• TASK INSTRUCTIONS:
- a) According to the study blog posts, which 1946 article by George Orwell are the writing tips drawn from?
- b) Proceed with the study blog posts, writing on from their final line.

Sunday, October 27, 2013

5 ways to beat procrastination

There seems to be a procrastination theme happening on the StudyBreak Facebook page at the moment so here are 5 ways to beat procrastination and get whichever part of study you are avoiding done.

Here are 5 ways to beat procrastination and get your study done!

1. Set small study goals
What is the task and what do you need to do to get there?
Each day write down two smaller goals to complete. On the same list, write down others things you would like to get done too. Is there washing to do? Do you need to call back Aunty Dot? Do you need to schedule exercise in today? Study just might look like the better option!

2. Reward yourself
When you've achieved your set smaller goals, reward yourself. It might be going to the beach, watching tv or surf ing Facebook. When you've completed a task then it's time to take some time out before starting on the next assignment or exam study. This is the time to reward yourself with an organised social outing, a massage or something else you find relaxing. This will help you re -energise for the next task and reduce your stress.

3. Remind yourself how good you'll feel once it's done
You've already checked your Facebook feed five times this morning and there are no new emails, smothered no needtocheck them again for the next two hours. Mark Twain said 'the secret to getting started is to start'. Remind yourself how good you will feel once you've achieved your study goals. 

4. Talk about your study and get your motivation back
Simply sharing with someone about your study efforts and what task you're working on can clear your thoughts and motivate you to keep going. Especially if the other person gives you encouraging words. Talking out loud about your study can help you vent about any problems and make you realise how much you do know about your topic. 

5. Eat, sleep and exercise
Some people may use these tasks to avoid study but eating a healthy diet, getting adequate sleep and daily exercise will boost your energy levels. Try to exercise before studying and awaken your mind or change your study snack from chips to grapes. Be kind to your body!

How do you get your study started?

Friday, September 27, 2013

Orwell's 6 rules for writing - which ones do you break?

Many students are now writing their final assignment for the year. Some students are studying for their upcoming exams and some students are crazy enough to be enrolling in Summer units!

Here are some writing tips from George Orwell's 1946 article on Politics and the English Language.

The key points from this article:

  1. Never use a metaphor, simile, or other figure of speech which you are used to seeing in print.
  2. Never use a long word where a short one will do.
  3. If it is possible to cut a word out, always cut it out.
  4. Never use the passive where you can use the active. (click here for explanation)
  5. Never use a foreign phrase, a scientific word, or a jargon word if you can think of an everyday English equivalent.
  6. Break any of these rules sooner than say anything outright barbarous (in other words, use common sense when applying these rules)
I'm guilty of breaking all of them and I have found that to not break them, I need to continually practise what I call the Art of Writing.

What 'rules' do you break when writing an assignment?

Saturday, September 14, 2013

What was the title of your last assignment?

A block of data:
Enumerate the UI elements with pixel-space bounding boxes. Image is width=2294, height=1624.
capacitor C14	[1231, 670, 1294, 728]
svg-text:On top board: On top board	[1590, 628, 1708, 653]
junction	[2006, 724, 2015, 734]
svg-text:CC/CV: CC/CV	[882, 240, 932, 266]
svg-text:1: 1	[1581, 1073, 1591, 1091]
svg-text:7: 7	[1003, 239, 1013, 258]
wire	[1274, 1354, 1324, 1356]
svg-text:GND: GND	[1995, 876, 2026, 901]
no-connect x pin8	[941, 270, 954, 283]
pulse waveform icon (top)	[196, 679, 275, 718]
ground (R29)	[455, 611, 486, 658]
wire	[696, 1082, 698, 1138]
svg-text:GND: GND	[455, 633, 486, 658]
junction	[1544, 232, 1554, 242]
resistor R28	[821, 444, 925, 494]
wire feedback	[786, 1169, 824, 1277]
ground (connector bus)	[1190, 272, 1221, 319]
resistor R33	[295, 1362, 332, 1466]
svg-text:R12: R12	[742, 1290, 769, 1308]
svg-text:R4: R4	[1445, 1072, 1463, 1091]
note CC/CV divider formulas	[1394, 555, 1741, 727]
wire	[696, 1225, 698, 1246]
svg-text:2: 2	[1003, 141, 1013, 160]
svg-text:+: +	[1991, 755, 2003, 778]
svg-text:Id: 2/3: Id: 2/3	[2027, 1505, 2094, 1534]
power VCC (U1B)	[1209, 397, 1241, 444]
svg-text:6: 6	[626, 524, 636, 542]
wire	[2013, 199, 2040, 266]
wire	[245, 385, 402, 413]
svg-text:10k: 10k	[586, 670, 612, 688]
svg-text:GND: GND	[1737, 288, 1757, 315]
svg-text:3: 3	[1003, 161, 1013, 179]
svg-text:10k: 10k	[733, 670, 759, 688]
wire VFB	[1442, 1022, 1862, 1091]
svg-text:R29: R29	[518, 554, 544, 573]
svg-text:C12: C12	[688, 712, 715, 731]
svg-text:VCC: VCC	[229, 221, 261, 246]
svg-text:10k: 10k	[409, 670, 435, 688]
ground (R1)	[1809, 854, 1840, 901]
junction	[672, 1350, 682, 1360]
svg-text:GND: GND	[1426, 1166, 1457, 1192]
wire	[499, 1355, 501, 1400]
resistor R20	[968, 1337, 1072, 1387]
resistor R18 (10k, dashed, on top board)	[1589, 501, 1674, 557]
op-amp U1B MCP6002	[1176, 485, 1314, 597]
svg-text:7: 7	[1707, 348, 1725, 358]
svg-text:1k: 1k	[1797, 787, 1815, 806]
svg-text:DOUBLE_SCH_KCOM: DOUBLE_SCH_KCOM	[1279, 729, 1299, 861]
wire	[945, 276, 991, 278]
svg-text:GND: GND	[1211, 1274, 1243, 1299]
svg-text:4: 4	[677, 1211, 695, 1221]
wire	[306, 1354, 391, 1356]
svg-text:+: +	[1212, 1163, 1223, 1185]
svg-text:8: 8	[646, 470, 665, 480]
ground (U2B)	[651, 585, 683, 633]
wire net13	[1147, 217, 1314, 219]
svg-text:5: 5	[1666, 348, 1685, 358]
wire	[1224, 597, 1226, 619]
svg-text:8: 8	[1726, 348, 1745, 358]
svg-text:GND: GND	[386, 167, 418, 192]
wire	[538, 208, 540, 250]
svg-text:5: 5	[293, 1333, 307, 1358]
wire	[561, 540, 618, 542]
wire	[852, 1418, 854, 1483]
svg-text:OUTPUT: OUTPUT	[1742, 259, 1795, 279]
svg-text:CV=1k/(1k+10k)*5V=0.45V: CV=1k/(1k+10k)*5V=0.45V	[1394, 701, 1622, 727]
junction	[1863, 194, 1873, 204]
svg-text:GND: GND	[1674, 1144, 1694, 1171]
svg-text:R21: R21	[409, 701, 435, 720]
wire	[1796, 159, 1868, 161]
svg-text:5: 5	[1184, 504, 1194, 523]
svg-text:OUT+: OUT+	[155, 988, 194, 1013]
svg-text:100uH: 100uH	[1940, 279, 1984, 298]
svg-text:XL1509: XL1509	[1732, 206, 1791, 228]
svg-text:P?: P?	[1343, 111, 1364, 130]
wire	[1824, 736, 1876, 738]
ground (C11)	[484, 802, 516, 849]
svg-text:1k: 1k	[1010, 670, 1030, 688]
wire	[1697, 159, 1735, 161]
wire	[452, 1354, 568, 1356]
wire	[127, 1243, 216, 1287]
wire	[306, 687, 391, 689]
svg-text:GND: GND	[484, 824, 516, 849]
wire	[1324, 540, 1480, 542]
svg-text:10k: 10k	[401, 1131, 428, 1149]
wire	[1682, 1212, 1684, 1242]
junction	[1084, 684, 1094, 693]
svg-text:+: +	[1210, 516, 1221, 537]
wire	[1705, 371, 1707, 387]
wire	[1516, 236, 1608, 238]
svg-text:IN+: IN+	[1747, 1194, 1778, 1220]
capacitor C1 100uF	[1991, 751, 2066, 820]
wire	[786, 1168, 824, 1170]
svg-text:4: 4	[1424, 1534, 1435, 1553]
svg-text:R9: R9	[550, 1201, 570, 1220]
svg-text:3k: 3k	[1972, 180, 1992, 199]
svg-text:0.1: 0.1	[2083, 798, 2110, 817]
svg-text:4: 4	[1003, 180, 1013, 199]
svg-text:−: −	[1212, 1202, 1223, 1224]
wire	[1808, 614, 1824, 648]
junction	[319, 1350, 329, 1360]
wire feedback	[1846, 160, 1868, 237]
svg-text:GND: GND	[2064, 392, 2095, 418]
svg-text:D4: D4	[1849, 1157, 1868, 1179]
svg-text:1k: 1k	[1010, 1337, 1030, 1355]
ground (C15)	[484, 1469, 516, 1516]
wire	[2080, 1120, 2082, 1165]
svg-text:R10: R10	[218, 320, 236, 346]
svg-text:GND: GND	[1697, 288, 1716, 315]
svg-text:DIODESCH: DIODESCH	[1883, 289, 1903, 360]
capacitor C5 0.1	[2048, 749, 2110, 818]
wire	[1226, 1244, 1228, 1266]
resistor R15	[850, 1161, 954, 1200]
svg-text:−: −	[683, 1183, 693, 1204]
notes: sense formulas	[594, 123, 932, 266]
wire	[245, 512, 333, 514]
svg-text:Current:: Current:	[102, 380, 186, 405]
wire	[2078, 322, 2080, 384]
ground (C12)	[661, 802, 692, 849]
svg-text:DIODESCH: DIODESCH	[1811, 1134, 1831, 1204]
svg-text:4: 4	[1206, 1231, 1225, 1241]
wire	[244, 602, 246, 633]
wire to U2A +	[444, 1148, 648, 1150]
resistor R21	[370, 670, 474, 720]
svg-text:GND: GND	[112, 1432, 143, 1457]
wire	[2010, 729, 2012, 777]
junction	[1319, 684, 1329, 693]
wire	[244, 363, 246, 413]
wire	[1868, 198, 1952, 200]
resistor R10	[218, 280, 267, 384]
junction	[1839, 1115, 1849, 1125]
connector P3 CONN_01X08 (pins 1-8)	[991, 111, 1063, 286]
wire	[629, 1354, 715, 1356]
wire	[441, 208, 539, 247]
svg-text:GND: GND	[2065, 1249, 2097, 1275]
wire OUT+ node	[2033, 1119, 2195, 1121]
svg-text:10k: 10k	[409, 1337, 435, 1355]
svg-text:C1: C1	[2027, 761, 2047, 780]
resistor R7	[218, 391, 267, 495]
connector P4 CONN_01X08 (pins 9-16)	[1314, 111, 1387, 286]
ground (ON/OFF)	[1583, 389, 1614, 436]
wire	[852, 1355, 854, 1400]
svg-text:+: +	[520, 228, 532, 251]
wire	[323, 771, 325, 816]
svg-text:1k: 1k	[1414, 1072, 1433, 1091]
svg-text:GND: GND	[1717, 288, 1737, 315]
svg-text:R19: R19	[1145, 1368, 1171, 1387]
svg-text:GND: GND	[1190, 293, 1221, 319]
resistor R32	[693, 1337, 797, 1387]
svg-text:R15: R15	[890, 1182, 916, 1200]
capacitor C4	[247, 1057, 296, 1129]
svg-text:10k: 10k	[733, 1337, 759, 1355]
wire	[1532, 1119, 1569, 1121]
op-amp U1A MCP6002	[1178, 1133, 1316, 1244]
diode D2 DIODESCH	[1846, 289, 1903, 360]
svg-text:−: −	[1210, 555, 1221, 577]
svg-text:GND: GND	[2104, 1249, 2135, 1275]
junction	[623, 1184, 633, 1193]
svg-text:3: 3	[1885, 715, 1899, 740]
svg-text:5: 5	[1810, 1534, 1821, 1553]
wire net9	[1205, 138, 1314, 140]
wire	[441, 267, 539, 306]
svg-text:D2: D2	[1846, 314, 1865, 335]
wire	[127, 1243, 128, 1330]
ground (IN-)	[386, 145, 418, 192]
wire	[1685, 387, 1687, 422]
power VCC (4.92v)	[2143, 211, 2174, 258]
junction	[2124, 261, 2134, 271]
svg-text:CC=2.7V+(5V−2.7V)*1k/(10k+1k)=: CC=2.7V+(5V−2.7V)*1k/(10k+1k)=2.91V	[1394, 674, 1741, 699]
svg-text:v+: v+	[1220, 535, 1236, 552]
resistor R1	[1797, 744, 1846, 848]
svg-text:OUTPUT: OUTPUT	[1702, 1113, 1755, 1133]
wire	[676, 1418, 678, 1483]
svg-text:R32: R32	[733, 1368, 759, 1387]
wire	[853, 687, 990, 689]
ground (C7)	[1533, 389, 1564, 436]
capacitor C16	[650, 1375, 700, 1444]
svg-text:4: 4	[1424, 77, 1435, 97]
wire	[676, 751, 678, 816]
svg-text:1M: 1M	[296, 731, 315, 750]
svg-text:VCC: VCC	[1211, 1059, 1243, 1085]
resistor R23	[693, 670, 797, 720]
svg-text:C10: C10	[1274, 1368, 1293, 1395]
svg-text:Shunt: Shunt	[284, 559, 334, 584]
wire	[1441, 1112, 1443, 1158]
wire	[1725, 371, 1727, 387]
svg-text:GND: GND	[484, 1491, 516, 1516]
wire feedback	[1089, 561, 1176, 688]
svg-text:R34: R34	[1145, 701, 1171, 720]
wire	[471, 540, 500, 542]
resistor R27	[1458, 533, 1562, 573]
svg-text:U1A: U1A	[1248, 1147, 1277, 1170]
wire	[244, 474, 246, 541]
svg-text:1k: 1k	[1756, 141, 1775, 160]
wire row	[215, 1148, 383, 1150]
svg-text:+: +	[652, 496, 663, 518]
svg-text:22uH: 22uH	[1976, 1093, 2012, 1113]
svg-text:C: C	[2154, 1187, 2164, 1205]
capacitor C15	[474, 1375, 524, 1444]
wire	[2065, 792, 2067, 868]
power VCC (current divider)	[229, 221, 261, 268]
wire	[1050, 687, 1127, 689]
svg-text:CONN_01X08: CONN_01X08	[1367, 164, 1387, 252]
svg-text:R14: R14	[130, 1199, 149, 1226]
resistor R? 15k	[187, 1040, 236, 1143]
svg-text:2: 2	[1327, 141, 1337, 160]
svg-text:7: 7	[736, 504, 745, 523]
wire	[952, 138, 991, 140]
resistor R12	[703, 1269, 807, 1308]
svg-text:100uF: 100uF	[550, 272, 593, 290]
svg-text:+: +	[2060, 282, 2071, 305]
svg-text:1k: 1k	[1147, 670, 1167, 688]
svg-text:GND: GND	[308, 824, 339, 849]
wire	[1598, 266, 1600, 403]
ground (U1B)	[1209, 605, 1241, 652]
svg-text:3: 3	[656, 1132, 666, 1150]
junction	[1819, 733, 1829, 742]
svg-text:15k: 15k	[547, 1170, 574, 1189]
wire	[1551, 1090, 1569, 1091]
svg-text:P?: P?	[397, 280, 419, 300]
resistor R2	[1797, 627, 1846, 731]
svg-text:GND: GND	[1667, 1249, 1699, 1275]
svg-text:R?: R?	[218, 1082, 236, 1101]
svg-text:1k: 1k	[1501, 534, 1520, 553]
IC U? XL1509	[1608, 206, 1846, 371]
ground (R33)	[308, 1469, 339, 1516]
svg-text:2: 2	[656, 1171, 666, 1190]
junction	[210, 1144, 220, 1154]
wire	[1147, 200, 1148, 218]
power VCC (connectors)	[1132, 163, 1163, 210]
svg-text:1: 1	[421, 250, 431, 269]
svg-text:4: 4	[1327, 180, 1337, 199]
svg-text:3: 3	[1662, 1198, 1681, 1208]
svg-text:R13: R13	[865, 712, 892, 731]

• ANSWERS BELOW:
- a) Politics and the English Language.

- b)
After finally deciding on a title for an article I'm writing (see blog post here), I realised that I've marked University assignments without a title or even a cover page. Even this blog post has a title!

Writing an assignment and ensuring that all criteria is covered is brain draining enough so any old title will do, right? For a University assignment - add a title. It doesn't have to be exciting but it does have to relate to the topic of the assignment.

For instance, if you are taking the unit EDSP400 Inclusive and Special Education at the University of New England, assignment one is based on a case study. The assignment title could be:

Classroom Case Study

Pretty boring, right? But acceptable. Let's try:

Largetown Public School: A Case Study

Hmmm, not bad. How about:

Inclusive Strategies: A Grade Four Case Study

You probably get the picture!

Being creative with an assignment title won't get you any extra marks but it is something to think about next time you write an assignment.

What was the title of your last assignment?

Tuesday, September 3, 2013

I don't understand the assignment!

The lecturer says one thing. The tutor says another. The course outline doesn't align with the rubric. My peers are saying things differently to what I've done. Aargh, my assignment is all wrong. I'm so confused.

Take a deep breath!

Here are some ways to clear your mind, make sure you're on the right track and complete that assignment.

1. Ask your tutor questions- they're most likely the marker.
Have a list of questions to ask at the tutorial. Or you might like to email the tutor directly or post in the subject's forum if there is one online.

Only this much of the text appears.